Data entries for graphics
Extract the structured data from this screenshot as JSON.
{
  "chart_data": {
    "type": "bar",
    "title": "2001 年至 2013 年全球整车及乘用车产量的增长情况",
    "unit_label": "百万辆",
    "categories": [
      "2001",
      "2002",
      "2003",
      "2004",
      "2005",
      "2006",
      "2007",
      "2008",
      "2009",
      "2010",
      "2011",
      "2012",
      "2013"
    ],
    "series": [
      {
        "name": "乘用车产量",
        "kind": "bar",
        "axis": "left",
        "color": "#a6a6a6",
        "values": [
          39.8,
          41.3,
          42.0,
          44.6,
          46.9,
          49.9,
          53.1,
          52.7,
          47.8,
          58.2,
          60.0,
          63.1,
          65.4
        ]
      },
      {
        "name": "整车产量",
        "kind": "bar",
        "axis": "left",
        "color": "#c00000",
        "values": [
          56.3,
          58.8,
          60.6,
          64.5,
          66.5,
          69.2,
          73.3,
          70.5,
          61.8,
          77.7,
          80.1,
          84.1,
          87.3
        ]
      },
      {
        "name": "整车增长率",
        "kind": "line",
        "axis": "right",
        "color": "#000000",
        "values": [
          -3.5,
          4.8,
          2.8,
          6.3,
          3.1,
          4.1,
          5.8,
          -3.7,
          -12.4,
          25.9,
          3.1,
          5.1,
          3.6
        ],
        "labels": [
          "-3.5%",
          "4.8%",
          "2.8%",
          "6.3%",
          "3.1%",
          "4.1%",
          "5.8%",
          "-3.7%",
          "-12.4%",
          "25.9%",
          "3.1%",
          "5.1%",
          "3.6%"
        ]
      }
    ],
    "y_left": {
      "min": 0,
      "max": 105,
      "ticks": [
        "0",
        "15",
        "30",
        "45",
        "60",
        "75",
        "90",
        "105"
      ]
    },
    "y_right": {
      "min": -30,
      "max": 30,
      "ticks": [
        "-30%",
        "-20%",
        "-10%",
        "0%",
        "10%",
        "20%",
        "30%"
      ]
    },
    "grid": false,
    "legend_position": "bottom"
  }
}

_REQUIRED WORK_
Please set down each line of the records exactly as given.

_SOLUTION TO THIS PROBLEM_
Extract the structured data from this screenshot as JSON.
{
  "chart_data": {
    "type": "bar",
    "title": "2001 年至 2013 年全球整车及乘用车产量的增长情况",
    "unit_label": "百万辆",
    "categories": [
      "2001",
      "2002",
      "2003",
      "2004",
      "2005",
      "2006",
      "2007",
      "2008",
      "2009",
      "2010",
      "2011",
      "2012",
      "2013"
    ],
    "series": [
      {
        "name": "乘用车产量",
        "kind": "bar",
        "axis": "left",
        "color": "#a6a6a6",
        "values": [
          39.8,
          41.3,
          42.0,
          44.6,
          46.9,
          49.9,
          53.1,
          52.7,
          47.8,
          58.2,
          60.0,
          63.1,
          65.4
        ]
      },
      {
        "name": "整车产量",
        "kind": "bar",
        "axis": "left",
        "color": "#c00000",
        "values": [
          56.3,
          58.8,
          60.6,
          64.5,
          66.5,
          69.2,
          73.3,
          70.5,
          61.8,
          77.7,
          80.1,
          84.1,
          87.3
        ]
      },
      {
        "name": "整车增长率",
        "kind": "line",
        "axis": "right",
        "color": "#000000",
        "values": [
          -3.5,
          4.8,
          2.8,
          6.3,
          3.1,
          4.1,
          5.8,
          -3.7,
          -12.4,
          25.9,
          3.1,
          5.1,
          3.6
        ],
        "labels": [
          "-3.5%",
          "4.8%",
          "2.8%",
          "6.3%",
          "3.1%",
          "4.1%",
          "5.8%",
          "-3.7%",
          "-12.4%",
          "25.9%",
          "3.1%",
          "5.1%",
          "3.6%"
        ]
      }
    ],
    "y_left": {
      "min": 0,
      "max": 105,
      "ticks": [
        "0",
        "15",
        "30",
        "45",
        "60",
        "75",
        "90",
        "105"
      ]
    },
    "y_right": {
      "min": -30,
      "max": 30,
      "ticks": [
        "-30%",
        "-20%",
        "-10%",
        "0%",
        "10%",
        "20%",
        "30%"
      ]
    },
    "grid": false,
    "legend_position": "bottom"
  }
}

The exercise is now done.